[Dataset records]

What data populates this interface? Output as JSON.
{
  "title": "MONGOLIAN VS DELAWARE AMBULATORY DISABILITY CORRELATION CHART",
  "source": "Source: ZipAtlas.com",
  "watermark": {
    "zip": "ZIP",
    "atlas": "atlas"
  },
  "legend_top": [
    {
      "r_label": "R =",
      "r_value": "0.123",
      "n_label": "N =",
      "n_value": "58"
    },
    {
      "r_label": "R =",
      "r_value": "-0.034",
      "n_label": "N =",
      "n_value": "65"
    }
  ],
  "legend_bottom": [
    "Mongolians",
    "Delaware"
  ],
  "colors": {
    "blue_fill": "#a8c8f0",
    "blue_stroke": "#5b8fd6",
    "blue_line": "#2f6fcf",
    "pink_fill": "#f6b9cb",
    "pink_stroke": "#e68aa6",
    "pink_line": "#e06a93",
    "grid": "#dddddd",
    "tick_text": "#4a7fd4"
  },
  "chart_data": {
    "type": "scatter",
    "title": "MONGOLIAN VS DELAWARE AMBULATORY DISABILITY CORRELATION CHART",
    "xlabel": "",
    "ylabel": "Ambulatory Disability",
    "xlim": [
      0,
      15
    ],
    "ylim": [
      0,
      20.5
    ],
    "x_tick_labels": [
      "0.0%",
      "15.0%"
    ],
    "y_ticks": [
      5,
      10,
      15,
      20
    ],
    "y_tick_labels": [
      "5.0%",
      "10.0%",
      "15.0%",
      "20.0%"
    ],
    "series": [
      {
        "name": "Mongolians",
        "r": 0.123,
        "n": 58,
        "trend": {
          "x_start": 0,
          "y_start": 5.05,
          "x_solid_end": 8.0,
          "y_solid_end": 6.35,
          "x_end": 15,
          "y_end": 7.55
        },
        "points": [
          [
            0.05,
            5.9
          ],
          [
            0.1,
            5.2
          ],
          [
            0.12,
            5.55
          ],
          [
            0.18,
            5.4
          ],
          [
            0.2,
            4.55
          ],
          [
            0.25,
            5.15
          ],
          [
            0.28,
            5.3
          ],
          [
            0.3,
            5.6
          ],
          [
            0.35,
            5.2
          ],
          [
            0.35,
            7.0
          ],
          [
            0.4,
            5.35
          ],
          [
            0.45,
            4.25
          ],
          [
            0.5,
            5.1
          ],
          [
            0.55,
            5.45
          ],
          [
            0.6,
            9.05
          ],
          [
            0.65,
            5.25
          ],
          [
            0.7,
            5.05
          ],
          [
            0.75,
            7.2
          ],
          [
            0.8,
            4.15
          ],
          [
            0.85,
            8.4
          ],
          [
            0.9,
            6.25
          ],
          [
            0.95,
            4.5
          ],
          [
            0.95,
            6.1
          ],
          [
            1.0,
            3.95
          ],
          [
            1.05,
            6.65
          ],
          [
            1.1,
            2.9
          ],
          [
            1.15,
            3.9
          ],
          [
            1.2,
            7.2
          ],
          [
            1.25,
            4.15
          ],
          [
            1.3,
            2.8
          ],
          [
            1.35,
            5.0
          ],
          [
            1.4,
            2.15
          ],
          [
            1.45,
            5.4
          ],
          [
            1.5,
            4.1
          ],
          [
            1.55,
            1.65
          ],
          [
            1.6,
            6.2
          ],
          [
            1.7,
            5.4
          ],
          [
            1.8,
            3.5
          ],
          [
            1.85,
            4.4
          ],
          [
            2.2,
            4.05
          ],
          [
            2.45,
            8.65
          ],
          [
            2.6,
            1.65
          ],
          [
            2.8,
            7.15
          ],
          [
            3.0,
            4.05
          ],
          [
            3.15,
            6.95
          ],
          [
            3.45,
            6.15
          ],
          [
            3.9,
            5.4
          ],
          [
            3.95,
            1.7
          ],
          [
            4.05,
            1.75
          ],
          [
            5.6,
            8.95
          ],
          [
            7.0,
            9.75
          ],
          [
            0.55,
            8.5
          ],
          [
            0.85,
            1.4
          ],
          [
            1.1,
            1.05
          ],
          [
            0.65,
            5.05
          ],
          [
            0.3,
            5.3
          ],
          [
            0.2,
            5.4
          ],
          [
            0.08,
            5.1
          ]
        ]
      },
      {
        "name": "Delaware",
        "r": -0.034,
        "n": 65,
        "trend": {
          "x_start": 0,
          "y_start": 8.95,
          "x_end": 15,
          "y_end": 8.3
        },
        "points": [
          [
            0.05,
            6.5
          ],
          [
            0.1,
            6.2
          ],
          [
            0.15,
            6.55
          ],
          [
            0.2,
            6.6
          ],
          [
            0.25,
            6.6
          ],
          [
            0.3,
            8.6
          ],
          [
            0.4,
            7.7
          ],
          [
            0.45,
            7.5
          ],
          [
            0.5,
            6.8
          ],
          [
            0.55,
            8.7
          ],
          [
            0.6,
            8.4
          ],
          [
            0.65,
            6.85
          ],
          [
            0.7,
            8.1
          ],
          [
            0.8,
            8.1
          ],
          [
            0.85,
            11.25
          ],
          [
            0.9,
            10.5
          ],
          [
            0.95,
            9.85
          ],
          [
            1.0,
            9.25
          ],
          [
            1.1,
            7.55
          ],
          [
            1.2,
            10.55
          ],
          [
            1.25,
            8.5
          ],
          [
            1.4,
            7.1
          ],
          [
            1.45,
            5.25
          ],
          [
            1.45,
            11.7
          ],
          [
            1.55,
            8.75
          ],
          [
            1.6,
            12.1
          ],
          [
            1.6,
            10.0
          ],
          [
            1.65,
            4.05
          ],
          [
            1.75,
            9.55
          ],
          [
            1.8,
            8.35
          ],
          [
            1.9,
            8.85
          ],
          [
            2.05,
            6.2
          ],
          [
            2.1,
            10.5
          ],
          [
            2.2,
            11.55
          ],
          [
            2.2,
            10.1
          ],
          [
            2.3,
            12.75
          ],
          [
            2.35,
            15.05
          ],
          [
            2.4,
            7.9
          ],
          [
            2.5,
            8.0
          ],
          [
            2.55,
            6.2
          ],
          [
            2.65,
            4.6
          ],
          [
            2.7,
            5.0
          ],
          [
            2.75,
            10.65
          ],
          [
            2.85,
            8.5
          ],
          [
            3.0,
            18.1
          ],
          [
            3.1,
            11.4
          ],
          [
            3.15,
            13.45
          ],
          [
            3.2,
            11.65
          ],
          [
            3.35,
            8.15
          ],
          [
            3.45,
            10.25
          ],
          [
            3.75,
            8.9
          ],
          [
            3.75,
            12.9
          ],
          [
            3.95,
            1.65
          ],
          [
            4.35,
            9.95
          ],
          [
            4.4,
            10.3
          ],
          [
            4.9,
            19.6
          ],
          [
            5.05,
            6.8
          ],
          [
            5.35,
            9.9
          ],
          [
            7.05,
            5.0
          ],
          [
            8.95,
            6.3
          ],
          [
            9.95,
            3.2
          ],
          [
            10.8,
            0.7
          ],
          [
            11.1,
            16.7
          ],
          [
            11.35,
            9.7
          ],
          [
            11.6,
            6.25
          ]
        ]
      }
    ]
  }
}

◆ WORK INSTRUCTIONS
Quote each line of the listing above exactly.

◆ RESPONSE TO THIS TASK
What data populates this interface? Output as JSON.
{
  "title": "MONGOLIAN VS DELAWARE AMBULATORY DISABILITY CORRELATION CHART",
  "source": "Source: ZipAtlas.com",
  "watermark": {
    "zip": "ZIP",
    "atlas": "atlas"
  },
  "legend_top": [
    {
      "r_label": "R =",
      "r_value": "0.123",
      "n_label": "N =",
      "n_value": "58"
    },
    {
      "r_label": "R =",
      "r_value": "-0.034",
      "n_label": "N =",
      "n_value": "65"
    }
  ],
  "legend_bottom": [
    "Mongolians",
    "Delaware"
  ],
  "colors": {
    "blue_fill": "#a8c8f0",
    "blue_stroke": "#5b8fd6",
    "blue_line": "#2f6fcf",
    "pink_fill": "#f6b9cb",
    "pink_stroke": "#e68aa6",
    "pink_line": "#e06a93",
    "grid": "#dddddd",
    "tick_text": "#4a7fd4"
  },
  "chart_data": {
    "type": "scatter",
    "title": "MONGOLIAN VS DELAWARE AMBULATORY DISABILITY CORRELATION CHART",
    "xlabel": "",
    "ylabel": "Ambulatory Disability",
    "xlim": [
      0,
      15
    ],
    "ylim": [
      0,
      20.5
    ],
    "x_tick_labels": [
      "0.0%",
      "15.0%"
    ],
    "y_ticks": [
      5,
      10,
      15,
      20
    ],
    "y_tick_labels": [
      "5.0%",
      "10.0%",
      "15.0%",
      "20.0%"
    ],
    "series": [
      {
        "name": "Mongolians",
        "r": 0.123,
        "n": 58,
        "trend": {
          "x_start": 0,
          "y_start": 5.05,
          "x_solid_end": 8.0,
          "y_solid_end": 6.35,
          "x_end": 15,
          "y_end": 7.55
        },
        "points": [
          [
            0.05,
            5.9
          ],
          [
            0.1,
            5.2
          ],
          [
            0.12,
            5.55
          ],
          [
            0.18,
            5.4
          ],
          [
            0.2,
            4.55
          ],
          [
            0.25,
            5.15
          ],
          [
            0.28,
            5.3
          ],
          [
            0.3,
            5.6
          ],
          [
            0.35,
            5.2
          ],
          [
            0.35,
            7.0
          ],
          [
            0.4,
            5.35
          ],
          [
            0.45,
            4.25
          ],
          [
            0.5,
            5.1
          ],
          [
            0.55,
            5.45
          ],
          [
            0.6,
            9.05
          ],
          [
            0.65,
            5.25
          ],
          [
            0.7,
            5.05
          ],
          [
            0.75,
            7.2
          ],
          [
            0.8,
            4.15
          ],
          [
            0.85,
            8.4
          ],
          [
            0.9,
            6.25
          ],
          [
            0.95,
            4.5
          ],
          [
            0.95,
            6.1
          ],
          [
            1.0,
            3.95
          ],
          [
            1.05,
            6.65
          ],
          [
            1.1,
            2.9
          ],
          [
            1.15,
            3.9
          ],
          [
            1.2,
            7.2
          ],
          [
            1.25,
            4.15
          ],
          [
            1.3,
            2.8
          ],
          [
            1.35,
            5.0
          ],
          [
            1.4,
            2.15
          ],
          [
            1.45,
            5.4
          ],
          [
            1.5,
            4.1
          ],
          [
            1.55,
            1.65
          ],
          [
            1.6,
            6.2
          ],
          [
            1.7,
            5.4
          ],
          [
            1.8,
            3.5
          ],
          [
            1.85,
            4.4
          ],
          [
            2.2,
            4.05
          ],
          [
            2.45,
            8.65
          ],
          [
            2.6,
            1.65
          ],
          [
            2.8,
            7.15
          ],
          [
            3.0,
            4.05
          ],
          [
            3.15,
            6.95
          ],
          [
            3.45,
            6.15
          ],
          [
            3.9,
            5.4
          ],
          [
            3.95,
            1.7
          ],
          [
            4.05,
            1.75
          ],
          [
            5.6,
            8.95
          ],
          [
            7.0,
            9.75
          ],
          [
            0.55,
            8.5
          ],
          [
            0.85,
            1.4
          ],
          [
            1.1,
            1.05
          ],
          [
            0.65,
            5.05
          ],
          [
            0.3,
            5.3
          ],
          [
            0.2,
            5.4
          ],
          [
            0.08,
            5.1
          ]
        ]
      },
      {
        "name": "Delaware",
        "r": -0.034,
        "n": 65,
        "trend": {
          "x_start": 0,
          "y_start": 8.95,
          "x_end": 15,
          "y_end": 8.3
        },
        "points": [
          [
            0.05,
            6.5
          ],
          [
            0.1,
            6.2
          ],
          [
            0.15,
            6.55
          ],
          [
            0.2,
            6.6
          ],
          [
            0.25,
            6.6
          ],
          [
            0.3,
            8.6
          ],
          [
            0.4,
            7.7
          ],
          [
            0.45,
            7.5
          ],
          [
            0.5,
            6.8
          ],
          [
            0.55,
            8.7
          ],
          [
            0.6,
            8.4
          ],
          [
            0.65,
            6.85
          ],
          [
            0.7,
            8.1
          ],
          [
            0.8,
            8.1
          ],
          [
            0.85,
            11.25
          ],
          [
            0.9,
            10.5
          ],
          [
            0.95,
            9.85
          ],
          [
            1.0,
            9.25
          ],
          [
            1.1,
            7.55
          ],
          [
            1.2,
            10.55
          ],
          [
            1.25,
            8.5
          ],
          [
            1.4,
            7.1
          ],
          [
            1.45,
            5.25
          ],
          [
            1.45,
            11.7
          ],
          [
            1.55,
            8.75
          ],
          [
            1.6,
            12.1
          ],
          [
            1.6,
            10.0
          ],
          [
            1.65,
            4.05
          ],
          [
            1.75,
            9.55
          ],
          [
            1.8,
            8.35
          ],
          [
            1.9,
            8.85
          ],
          [
            2.05,
            6.2
          ],
          [
            2.1,
            10.5
          ],
          [
            2.2,
            11.55
          ],
          [
            2.2,
            10.1
          ],
          [
            2.3,
            12.75
          ],
          [
            2.35,
            15.05
          ],
          [
            2.4,
            7.9
          ],
          [
            2.5,
            8.0
          ],
          [
            2.55,
            6.2
          ],
          [
            2.65,
            4.6
          ],
          [
            2.7,
            5.0
          ],
          [
            2.75,
            10.65
          ],
          [
            2.85,
            8.5
          ],
          [
            3.0,
            18.1
          ],
          [
            3.1,
            11.4
          ],
          [
            3.15,
            13.45
          ],
          [
            3.2,
            11.65
          ],
          [
            3.35,
            8.15
          ],
          [
            3.45,
            10.25
          ],
          [
            3.75,
            8.9
          ],
          [
            3.75,
            12.9
          ],
          [
            3.95,
            1.65
          ],
          [
            4.35,
            9.95
          ],
          [
            4.4,
            10.3
          ],
          [
            4.9,
            19.6
          ],
          [
            5.05,
            6.8
          ],
          [
            5.35,
            9.9
          ],
          [
            7.05,
            5.0
          ],
          [
            8.95,
            6.3
          ],
          [
            9.95,
            3.2
          ],
          [
            10.8,
            0.7
          ],
          [
            11.1,
            16.7
          ],
          [
            11.35,
            9.7
          ],
          [
            11.6,
            6.25
          ]
        ]
      }
    ]
  }
}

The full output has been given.